* _Data records_:
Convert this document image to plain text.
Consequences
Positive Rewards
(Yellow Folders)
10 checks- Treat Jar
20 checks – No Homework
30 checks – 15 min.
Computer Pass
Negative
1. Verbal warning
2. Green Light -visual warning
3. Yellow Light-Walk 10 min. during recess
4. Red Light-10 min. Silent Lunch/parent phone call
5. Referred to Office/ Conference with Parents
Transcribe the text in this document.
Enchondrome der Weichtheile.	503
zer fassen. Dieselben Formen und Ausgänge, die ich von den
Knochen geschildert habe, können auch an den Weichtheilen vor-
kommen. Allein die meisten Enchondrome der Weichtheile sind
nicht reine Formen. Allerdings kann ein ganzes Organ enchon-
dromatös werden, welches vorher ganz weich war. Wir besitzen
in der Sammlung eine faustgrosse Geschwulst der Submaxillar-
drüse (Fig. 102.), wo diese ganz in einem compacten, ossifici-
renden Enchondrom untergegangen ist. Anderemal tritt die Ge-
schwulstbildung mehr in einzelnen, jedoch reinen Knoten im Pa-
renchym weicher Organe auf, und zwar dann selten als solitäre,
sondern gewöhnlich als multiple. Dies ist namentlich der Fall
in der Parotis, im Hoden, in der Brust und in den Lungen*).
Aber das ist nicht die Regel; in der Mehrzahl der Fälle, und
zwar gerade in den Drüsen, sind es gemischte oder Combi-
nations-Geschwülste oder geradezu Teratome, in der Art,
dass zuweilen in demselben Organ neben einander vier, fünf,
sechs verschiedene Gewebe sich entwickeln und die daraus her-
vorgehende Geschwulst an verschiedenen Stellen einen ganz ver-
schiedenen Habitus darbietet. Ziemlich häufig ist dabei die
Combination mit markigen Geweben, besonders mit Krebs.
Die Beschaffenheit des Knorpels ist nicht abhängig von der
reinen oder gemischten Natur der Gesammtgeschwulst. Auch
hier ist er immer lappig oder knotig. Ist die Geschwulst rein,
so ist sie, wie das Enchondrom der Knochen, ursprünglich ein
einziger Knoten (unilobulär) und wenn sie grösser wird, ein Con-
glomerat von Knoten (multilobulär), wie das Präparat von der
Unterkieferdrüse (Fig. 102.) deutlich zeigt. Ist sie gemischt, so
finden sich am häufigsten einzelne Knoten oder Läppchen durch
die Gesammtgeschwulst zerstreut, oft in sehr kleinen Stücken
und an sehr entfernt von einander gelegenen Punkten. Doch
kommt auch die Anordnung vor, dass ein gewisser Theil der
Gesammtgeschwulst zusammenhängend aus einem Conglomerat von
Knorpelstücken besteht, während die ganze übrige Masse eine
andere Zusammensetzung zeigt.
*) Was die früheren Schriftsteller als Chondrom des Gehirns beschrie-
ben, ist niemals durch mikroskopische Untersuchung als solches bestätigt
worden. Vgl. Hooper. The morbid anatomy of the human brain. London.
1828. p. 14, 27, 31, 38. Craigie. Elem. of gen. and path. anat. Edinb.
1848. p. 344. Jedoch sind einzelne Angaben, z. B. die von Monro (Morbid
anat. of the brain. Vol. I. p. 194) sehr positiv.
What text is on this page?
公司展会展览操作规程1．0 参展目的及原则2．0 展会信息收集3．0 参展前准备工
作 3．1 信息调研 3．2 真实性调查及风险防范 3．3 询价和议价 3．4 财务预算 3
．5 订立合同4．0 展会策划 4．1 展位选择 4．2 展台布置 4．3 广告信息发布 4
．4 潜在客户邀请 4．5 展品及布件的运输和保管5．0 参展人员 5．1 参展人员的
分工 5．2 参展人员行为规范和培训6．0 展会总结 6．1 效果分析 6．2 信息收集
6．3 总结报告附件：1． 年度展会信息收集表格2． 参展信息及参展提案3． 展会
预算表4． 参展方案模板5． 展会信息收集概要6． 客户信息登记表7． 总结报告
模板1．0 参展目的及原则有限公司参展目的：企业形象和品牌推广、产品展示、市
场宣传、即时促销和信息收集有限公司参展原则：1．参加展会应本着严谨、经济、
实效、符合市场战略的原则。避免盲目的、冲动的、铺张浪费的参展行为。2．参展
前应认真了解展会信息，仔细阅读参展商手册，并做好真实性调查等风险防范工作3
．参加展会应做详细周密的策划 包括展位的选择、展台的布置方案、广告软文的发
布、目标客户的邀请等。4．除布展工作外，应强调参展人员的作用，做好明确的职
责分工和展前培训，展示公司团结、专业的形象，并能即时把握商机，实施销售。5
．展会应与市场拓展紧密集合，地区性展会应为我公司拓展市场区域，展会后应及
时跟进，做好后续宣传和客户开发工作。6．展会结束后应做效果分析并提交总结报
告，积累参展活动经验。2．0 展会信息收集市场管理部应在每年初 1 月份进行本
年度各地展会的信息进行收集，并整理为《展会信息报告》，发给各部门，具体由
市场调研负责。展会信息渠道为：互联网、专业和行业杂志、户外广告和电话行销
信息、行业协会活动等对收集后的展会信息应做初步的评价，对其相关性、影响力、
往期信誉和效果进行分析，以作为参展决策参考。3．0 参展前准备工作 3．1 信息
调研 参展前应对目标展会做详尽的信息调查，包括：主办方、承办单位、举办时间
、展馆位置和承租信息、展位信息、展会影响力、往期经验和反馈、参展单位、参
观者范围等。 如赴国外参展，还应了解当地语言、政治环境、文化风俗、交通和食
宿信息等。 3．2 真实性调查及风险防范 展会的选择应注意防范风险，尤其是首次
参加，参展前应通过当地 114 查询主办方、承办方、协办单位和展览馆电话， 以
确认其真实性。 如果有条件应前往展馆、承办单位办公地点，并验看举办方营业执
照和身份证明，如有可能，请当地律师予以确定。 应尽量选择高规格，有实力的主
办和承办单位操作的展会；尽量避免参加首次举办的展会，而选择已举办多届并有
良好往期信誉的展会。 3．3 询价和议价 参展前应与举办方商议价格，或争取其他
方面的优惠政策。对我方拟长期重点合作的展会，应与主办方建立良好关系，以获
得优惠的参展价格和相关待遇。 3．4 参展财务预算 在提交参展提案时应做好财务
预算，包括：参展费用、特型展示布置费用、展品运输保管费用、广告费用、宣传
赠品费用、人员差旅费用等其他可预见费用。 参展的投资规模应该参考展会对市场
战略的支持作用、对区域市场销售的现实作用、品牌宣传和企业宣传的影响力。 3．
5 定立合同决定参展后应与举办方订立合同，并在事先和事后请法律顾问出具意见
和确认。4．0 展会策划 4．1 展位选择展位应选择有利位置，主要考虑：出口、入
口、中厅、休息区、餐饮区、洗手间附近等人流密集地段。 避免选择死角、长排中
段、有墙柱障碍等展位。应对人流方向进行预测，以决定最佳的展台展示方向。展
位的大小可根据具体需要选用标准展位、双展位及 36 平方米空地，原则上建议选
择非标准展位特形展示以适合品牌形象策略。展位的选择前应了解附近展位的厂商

* _Given request_: Copy the entries above exactly, leaving none out.

* _Exercise output_:
Convert this document image to plain text.
Consequences
Positive Rewards
(Yellow Folders)
10 checks- Treat Jar
20 checks – No Homework
30 checks – 15 min.
Computer Pass
Negative
1. Verbal warning
2. Green Light -visual warning
3. Yellow Light-Walk 10 min. during recess
4. Red Light-10 min. Silent Lunch/parent phone call
5. Referred to Office/ Conference with Parents
Transcribe the text in this document.
Enchondrome der Weichtheile.	503
zer fassen. Dieselben Formen und Ausgänge, die ich von den
Knochen geschildert habe, können auch an den Weichtheilen vor-
kommen. Allein die meisten Enchondrome der Weichtheile sind
nicht reine Formen. Allerdings kann ein ganzes Organ enchon-
dromatös werden, welches vorher ganz weich war. Wir besitzen
in der Sammlung eine faustgrosse Geschwulst der Submaxillar-
drüse (Fig. 102.), wo diese ganz in einem compacten, ossifici-
renden Enchondrom untergegangen ist. Anderemal tritt die Ge-
schwulstbildung mehr in einzelnen, jedoch reinen Knoten im Pa-
renchym weicher Organe auf, und zwar dann selten als solitäre,
sondern gewöhnlich als multiple. Dies ist namentlich der Fall
in der Parotis, im Hoden, in der Brust und in den Lungen*).
Aber das ist nicht die Regel; in der Mehrzahl der Fälle, und
zwar gerade in den Drüsen, sind es gemischte oder Combi-
nations-Geschwülste oder geradezu Teratome, in der Art,
dass zuweilen in demselben Organ neben einander vier, fünf,
sechs verschiedene Gewebe sich entwickeln und die daraus her-
vorgehende Geschwulst an verschiedenen Stellen einen ganz ver-
schiedenen Habitus darbietet. Ziemlich häufig ist dabei die
Combination mit markigen Geweben, besonders mit Krebs.
Die Beschaffenheit des Knorpels ist nicht abhängig von der
reinen oder gemischten Natur der Gesammtgeschwulst. Auch
hier ist er immer lappig oder knotig. Ist die Geschwulst rein,
so ist sie, wie das Enchondrom der Knochen, ursprünglich ein
einziger Knoten (unilobulär) und wenn sie grösser wird, ein Con-
glomerat von Knoten (multilobulär), wie das Präparat von der
Unterkieferdrüse (Fig. 102.) deutlich zeigt. Ist sie gemischt, so
finden sich am häufigsten einzelne Knoten oder Läppchen durch
die Gesammtgeschwulst zerstreut, oft in sehr kleinen Stücken
und an sehr entfernt von einander gelegenen Punkten. Doch
kommt auch die Anordnung vor, dass ein gewisser Theil der
Gesammtgeschwulst zusammenhängend aus einem Conglomerat von
Knorpelstücken besteht, während die ganze übrige Masse eine
andere Zusammensetzung zeigt.
*) Was die früheren Schriftsteller als Chondrom des Gehirns beschrie-
ben, ist niemals durch mikroskopische Untersuchung als solches bestätigt
worden. Vgl. Hooper. The morbid anatomy of the human brain. London.
1828. p. 14, 27, 31, 38. Craigie. Elem. of gen. and path. anat. Edinb.
1848. p. 344. Jedoch sind einzelne Angaben, z. B. die von Monro (Morbid
anat. of the brain. Vol. I. p. 194) sehr positiv.
What text is on this page?
公司展会展览操作规程1．0 参展目的及原则2．0 展会信息收集3．0 参展前准备工
作 3．1 信息调研 3．2 真实性调查及风险防范 3．3 询价和议价 3．4 财务预算 3
．5 订立合同4．0 展会策划 4．1 展位选择 4．2 展台布置 4．3 广告信息发布 4
．4 潜在客户邀请 4．5 展品及布件的运输和保管5．0 参展人员 5．1 参展人员的
分工 5．2 参展人员行为规范和培训6．0 展会总结 6．1 效果分析 6．2 信息收集
6．3 总结报告附件：1． 年度展会信息收集表格2． 参展信息及参展提案3． 展会
预算表4． 参展方案模板5． 展会信息收集概要6． 客户信息登记表7． 总结报告
模板1．0 参展目的及原则有限公司参展目的：企业形象和品牌推广、产品展示、市
场宣传、即时促销和信息收集有限公司参展原则：1．参加展会应本着严谨、经济、
实效、符合市场战略的原则。避免盲目的、冲动的、铺张浪费的参展行为。2．参展
前应认真了解展会信息，仔细阅读参展商手册，并做好真实性调查等风险防范工作3
．参加展会应做详细周密的策划 包括展位的选择、展台的布置方案、广告软文的发
布、目标客户的邀请等。4．除布展工作外，应强调参展人员的作用，做好明确的职
责分工和展前培训，展示公司团结、专业的形象，并能即时把握商机，实施销售。5
．展会应与市场拓展紧密集合，地区性展会应为我公司拓展市场区域，展会后应及
时跟进，做好后续宣传和客户开发工作。6．展会结束后应做效果分析并提交总结报
告，积累参展活动经验。2．0 展会信息收集市场管理部应在每年初 1 月份进行本
年度各地展会的信息进行收集，并整理为《展会信息报告》，发给各部门，具体由
市场调研负责。展会信息渠道为：互联网、专业和行业杂志、户外广告和电话行销
信息、行业协会活动等对收集后的展会信息应做初步的评价，对其相关性、影响力、
往期信誉和效果进行分析，以作为参展决策参考。3．0 参展前准备工作 3．1 信息
调研 参展前应对目标展会做详尽的信息调查，包括：主办方、承办单位、举办时间
、展馆位置和承租信息、展位信息、展会影响力、往期经验和反馈、参展单位、参
观者范围等。 如赴国外参展，还应了解当地语言、政治环境、文化风俗、交通和食
宿信息等。 3．2 真实性调查及风险防范 展会的选择应注意防范风险，尤其是首次
参加，参展前应通过当地 114 查询主办方、承办方、协办单位和展览馆电话， 以
确认其真实性。 如果有条件应前往展馆、承办单位办公地点，并验看举办方营业执
照和身份证明，如有可能，请当地律师予以确定。 应尽量选择高规格，有实力的主
办和承办单位操作的展会；尽量避免参加首次举办的展会，而选择已举办多届并有
良好往期信誉的展会。 3．3 询价和议价 参展前应与举办方商议价格，或争取其他
方面的优惠政策。对我方拟长期重点合作的展会，应与主办方建立良好关系，以获
得优惠的参展价格和相关待遇。 3．4 参展财务预算 在提交参展提案时应做好财务
预算，包括：参展费用、特型展示布置费用、展品运输保管费用、广告费用、宣传
赠品费用、人员差旅费用等其他可预见费用。 参展的投资规模应该参考展会对市场
战略的支持作用、对区域市场销售的现实作用、品牌宣传和企业宣传的影响力。 3．
5 定立合同决定参展后应与举办方订立合同，并在事先和事后请法律顾问出具意见
和确认。4．0 展会策划 4．1 展位选择展位应选择有利位置，主要考虑：出口、入
口、中厅、休息区、餐饮区、洗手间附近等人流密集地段。 避免选择死角、长排中
段、有墙柱障碍等展位。应对人流方向进行预测，以决定最佳的展台展示方向。展
位的大小可根据具体需要选用标准展位、双展位及 36 平方米空地，原则上建议选
择非标准展位特形展示以适合品牌形象策略。展位的选择前应了解附近展位的厂商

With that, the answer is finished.